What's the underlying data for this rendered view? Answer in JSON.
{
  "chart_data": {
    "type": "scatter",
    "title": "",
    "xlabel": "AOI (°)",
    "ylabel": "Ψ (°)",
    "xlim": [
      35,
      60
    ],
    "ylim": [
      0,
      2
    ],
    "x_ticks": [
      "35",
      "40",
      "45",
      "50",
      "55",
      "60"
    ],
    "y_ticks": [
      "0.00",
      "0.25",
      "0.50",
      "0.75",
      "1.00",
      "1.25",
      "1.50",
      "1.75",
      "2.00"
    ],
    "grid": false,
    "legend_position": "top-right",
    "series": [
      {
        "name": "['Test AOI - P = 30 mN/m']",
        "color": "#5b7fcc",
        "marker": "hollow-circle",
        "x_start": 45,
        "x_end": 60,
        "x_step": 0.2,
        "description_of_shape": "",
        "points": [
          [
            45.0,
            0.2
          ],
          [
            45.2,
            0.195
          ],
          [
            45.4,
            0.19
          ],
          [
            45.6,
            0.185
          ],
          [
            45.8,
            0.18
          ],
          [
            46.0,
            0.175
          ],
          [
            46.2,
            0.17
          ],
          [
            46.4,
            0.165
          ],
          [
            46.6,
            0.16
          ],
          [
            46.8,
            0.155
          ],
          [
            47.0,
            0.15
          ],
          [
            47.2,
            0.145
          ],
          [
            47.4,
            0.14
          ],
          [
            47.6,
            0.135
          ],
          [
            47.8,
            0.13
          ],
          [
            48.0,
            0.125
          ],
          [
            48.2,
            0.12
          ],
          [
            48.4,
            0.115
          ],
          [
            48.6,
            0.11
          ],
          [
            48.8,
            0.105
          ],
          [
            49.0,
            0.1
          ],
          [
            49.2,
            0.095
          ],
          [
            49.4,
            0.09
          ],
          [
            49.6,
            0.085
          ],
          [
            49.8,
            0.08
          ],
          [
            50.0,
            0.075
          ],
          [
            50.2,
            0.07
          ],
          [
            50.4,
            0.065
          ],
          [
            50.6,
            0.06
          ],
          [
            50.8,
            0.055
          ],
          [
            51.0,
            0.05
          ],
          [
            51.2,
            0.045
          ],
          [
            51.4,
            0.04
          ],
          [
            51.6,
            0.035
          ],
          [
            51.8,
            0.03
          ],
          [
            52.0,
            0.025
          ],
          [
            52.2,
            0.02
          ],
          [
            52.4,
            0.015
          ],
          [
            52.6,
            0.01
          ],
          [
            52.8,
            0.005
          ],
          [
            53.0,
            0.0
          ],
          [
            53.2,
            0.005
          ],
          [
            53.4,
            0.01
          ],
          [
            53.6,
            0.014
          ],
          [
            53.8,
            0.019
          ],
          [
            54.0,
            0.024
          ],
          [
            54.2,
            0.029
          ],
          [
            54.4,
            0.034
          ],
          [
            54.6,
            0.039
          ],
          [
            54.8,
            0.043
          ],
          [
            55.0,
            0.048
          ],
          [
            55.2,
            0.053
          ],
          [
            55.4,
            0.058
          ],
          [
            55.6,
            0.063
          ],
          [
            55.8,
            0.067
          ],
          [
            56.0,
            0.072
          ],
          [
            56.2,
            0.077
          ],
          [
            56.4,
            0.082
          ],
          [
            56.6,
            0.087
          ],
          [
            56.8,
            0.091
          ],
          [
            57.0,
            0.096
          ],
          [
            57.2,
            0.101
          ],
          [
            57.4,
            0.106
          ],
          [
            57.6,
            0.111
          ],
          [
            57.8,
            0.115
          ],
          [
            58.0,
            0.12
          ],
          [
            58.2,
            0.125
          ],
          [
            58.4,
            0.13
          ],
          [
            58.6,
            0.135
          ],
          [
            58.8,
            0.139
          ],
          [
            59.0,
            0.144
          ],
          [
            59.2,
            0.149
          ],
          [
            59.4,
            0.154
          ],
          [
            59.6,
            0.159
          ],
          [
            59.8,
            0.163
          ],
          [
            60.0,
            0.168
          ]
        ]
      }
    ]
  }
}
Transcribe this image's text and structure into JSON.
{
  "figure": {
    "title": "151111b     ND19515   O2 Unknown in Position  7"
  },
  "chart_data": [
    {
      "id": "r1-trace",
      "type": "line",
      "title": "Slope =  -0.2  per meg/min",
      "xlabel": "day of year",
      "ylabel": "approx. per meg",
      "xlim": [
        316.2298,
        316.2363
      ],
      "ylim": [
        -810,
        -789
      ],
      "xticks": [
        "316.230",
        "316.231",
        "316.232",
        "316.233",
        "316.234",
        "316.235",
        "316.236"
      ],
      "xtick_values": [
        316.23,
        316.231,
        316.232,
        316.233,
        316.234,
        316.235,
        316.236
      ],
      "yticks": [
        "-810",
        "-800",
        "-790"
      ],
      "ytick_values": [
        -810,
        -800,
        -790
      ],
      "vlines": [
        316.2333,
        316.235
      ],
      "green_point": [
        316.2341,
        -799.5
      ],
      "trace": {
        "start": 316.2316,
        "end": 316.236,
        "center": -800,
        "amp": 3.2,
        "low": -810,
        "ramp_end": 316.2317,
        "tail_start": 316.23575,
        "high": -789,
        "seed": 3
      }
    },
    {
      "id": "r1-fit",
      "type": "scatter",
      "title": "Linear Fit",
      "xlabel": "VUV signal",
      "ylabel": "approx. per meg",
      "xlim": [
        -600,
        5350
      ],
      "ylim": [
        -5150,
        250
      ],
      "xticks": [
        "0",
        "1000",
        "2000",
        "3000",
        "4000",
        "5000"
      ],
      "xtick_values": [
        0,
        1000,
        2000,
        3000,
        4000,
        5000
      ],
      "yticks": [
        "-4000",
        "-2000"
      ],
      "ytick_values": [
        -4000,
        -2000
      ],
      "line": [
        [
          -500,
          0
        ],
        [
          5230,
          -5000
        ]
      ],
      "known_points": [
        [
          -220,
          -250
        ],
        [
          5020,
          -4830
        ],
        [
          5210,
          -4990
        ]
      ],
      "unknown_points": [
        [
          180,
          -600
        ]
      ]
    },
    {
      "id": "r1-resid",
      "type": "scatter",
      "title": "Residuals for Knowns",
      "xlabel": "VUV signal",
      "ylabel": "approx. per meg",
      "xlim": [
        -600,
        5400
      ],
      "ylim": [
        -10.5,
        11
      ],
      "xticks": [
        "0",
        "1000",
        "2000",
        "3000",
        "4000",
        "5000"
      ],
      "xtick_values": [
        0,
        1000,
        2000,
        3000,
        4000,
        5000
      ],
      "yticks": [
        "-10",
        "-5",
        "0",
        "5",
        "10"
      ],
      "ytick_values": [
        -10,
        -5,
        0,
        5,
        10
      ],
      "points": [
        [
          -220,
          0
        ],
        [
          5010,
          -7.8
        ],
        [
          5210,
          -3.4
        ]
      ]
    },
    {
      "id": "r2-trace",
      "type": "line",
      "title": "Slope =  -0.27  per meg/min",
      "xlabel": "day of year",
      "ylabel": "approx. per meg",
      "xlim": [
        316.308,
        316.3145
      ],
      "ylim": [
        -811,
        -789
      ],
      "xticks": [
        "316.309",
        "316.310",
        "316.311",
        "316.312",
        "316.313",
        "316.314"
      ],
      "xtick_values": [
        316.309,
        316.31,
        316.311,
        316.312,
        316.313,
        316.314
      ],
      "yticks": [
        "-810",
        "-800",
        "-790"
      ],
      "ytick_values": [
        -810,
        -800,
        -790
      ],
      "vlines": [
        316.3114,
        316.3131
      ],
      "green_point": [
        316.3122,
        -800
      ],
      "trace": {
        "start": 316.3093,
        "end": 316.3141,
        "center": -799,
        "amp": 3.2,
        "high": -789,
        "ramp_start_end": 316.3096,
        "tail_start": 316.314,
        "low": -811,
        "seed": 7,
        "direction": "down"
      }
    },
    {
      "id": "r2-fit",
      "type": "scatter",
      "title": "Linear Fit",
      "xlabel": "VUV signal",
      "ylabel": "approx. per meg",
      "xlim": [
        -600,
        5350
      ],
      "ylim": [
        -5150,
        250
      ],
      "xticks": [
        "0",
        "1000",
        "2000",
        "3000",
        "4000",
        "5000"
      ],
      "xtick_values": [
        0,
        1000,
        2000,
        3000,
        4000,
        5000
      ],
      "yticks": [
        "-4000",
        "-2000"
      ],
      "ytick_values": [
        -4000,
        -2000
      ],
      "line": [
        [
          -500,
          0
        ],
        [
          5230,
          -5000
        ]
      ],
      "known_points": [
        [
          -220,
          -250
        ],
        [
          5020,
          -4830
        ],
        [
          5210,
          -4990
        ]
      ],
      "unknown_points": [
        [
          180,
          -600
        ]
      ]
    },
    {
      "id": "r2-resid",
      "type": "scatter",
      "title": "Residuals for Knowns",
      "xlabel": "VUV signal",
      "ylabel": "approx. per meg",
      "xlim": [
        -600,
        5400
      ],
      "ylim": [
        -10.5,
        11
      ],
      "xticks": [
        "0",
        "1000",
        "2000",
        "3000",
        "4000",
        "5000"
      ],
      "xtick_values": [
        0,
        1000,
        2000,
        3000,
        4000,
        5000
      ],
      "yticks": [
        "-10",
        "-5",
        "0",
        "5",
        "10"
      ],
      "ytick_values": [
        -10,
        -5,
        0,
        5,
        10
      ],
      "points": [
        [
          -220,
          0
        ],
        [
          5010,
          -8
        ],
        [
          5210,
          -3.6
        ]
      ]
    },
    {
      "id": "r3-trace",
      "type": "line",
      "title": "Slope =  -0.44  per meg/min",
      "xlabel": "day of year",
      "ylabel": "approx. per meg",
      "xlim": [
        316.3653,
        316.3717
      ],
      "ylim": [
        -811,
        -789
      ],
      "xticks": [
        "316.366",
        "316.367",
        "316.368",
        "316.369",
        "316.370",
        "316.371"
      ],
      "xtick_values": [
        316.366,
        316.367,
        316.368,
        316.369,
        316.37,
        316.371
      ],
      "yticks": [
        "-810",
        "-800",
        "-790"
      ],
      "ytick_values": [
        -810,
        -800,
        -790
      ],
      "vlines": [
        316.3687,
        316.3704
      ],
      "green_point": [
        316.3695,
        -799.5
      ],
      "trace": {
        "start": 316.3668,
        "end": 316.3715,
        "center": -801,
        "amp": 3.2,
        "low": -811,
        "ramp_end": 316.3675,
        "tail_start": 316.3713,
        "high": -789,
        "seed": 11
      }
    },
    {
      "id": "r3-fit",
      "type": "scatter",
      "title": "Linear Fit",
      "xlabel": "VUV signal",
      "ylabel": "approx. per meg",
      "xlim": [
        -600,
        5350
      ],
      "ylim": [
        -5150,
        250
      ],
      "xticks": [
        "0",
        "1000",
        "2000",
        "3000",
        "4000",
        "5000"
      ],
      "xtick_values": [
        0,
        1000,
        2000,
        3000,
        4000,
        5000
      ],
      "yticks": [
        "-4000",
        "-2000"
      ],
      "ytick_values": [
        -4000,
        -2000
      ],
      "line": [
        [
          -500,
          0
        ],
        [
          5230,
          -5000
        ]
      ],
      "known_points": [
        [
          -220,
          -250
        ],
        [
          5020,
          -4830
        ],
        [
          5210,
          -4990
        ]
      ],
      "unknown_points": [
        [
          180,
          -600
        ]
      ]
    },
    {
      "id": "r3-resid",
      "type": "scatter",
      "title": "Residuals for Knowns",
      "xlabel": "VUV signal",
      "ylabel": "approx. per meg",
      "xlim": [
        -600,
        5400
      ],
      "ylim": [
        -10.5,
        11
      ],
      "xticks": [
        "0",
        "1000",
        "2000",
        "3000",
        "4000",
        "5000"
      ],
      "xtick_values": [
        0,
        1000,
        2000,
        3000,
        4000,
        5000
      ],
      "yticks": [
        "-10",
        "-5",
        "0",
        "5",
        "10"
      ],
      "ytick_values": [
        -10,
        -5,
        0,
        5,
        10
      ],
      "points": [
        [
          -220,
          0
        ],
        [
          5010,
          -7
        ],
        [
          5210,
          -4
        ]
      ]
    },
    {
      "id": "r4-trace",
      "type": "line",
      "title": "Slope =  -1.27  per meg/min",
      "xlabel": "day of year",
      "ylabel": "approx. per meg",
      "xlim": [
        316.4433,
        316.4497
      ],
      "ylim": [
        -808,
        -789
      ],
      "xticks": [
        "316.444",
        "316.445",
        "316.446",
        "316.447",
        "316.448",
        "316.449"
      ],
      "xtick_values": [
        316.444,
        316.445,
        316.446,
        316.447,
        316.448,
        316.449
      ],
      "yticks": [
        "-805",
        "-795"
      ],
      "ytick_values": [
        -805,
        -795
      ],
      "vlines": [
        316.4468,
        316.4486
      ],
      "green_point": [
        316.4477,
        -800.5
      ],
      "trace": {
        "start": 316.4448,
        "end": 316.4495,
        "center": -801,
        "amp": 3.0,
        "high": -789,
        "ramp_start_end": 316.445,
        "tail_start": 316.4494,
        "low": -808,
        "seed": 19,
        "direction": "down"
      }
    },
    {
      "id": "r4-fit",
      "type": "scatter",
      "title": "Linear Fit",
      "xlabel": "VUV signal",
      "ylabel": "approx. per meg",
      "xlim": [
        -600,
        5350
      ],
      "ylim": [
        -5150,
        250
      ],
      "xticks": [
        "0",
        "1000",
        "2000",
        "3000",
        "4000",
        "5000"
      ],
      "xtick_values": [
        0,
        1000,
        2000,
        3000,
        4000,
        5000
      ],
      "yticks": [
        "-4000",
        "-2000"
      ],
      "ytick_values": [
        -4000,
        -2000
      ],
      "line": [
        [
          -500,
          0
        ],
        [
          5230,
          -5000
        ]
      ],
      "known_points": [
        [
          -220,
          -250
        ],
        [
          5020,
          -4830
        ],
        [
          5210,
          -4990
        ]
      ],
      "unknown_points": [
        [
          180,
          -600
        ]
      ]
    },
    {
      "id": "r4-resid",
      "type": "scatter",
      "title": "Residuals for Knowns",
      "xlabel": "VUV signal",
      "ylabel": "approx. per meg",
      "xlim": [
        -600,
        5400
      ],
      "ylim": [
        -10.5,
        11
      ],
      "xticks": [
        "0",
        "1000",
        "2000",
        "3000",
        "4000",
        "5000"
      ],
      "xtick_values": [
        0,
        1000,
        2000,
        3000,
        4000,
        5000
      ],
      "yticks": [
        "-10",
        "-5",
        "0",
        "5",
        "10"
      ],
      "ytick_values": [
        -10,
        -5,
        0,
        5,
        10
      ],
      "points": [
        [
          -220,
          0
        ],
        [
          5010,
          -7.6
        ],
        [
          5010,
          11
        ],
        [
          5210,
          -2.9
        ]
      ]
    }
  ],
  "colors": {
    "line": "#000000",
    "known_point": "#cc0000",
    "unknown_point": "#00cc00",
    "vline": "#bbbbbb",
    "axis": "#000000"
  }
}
==============================
Given instruction:
Filter the records above for lines containing the word "this", and copy those lines.

Written solution:
What's the underlying data for this rendered view? Answer in JSON.
Transcribe this image's text and structure into JSON.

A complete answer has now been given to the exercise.